**STATED TASK:** Copy every line of the data that includes the string "Strong".
++++ DATA FOR PROCESSING ++++
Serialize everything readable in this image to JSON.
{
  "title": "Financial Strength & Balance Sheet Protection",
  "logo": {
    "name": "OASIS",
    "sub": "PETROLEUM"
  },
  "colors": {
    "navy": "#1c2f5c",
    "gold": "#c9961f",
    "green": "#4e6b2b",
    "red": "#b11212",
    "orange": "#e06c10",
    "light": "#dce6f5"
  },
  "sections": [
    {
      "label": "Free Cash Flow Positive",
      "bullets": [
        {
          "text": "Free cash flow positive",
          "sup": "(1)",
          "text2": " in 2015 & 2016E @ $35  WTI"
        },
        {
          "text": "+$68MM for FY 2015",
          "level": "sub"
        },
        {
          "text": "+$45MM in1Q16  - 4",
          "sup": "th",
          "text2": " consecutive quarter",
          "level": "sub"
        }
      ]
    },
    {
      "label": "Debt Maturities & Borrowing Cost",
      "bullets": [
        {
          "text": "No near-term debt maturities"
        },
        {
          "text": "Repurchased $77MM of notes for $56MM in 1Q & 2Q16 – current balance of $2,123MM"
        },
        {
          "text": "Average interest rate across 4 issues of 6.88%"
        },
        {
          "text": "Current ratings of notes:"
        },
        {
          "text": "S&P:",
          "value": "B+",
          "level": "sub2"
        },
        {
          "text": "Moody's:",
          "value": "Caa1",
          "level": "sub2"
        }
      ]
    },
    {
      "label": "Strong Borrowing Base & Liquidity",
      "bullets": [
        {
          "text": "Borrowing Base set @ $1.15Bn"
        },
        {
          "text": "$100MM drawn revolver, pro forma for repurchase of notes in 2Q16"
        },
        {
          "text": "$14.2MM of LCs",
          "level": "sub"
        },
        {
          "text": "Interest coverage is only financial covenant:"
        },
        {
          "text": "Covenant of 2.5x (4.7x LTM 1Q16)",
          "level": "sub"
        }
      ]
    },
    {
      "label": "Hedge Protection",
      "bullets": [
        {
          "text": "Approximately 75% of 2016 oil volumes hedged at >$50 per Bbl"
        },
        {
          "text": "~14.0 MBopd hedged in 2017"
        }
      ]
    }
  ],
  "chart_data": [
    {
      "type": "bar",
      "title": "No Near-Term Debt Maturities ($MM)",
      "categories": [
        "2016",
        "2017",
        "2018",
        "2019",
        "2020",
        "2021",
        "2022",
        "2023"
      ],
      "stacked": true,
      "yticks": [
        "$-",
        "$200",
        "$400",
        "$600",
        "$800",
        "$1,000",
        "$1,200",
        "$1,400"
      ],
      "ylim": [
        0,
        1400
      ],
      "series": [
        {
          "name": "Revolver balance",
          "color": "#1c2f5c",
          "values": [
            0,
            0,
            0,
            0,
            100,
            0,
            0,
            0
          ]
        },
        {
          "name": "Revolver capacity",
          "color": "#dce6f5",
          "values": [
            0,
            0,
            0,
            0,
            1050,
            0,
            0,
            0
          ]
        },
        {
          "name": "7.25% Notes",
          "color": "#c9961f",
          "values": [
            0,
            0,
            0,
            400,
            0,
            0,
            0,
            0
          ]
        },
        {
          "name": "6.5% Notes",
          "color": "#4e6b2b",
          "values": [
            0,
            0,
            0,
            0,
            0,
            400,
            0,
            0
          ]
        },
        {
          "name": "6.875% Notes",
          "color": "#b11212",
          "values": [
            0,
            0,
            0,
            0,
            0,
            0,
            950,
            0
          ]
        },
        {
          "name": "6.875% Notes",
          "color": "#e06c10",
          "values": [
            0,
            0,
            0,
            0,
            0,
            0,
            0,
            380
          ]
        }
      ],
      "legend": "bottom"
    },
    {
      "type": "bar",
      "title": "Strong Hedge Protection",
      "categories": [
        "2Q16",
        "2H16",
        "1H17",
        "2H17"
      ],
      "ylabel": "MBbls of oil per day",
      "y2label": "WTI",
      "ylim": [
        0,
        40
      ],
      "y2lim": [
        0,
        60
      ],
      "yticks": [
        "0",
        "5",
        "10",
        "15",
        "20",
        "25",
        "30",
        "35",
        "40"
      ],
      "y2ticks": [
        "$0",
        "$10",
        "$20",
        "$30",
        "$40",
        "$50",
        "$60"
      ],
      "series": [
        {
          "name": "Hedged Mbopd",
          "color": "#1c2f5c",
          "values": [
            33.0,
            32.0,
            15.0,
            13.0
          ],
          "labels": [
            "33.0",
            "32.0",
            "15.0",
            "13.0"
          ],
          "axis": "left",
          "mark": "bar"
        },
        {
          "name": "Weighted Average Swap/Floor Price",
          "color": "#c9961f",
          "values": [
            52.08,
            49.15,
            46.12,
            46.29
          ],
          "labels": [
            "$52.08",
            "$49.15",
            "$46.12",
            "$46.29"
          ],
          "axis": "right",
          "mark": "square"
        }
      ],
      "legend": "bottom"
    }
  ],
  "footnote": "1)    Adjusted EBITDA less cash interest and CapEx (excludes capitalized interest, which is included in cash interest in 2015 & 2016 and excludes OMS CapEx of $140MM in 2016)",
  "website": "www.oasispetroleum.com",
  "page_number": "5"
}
++++
**WRITTEN ANSWER:**
      "label": "Strong Borrowing Base & Liquidity",
      "title": "Strong Hedge Protection",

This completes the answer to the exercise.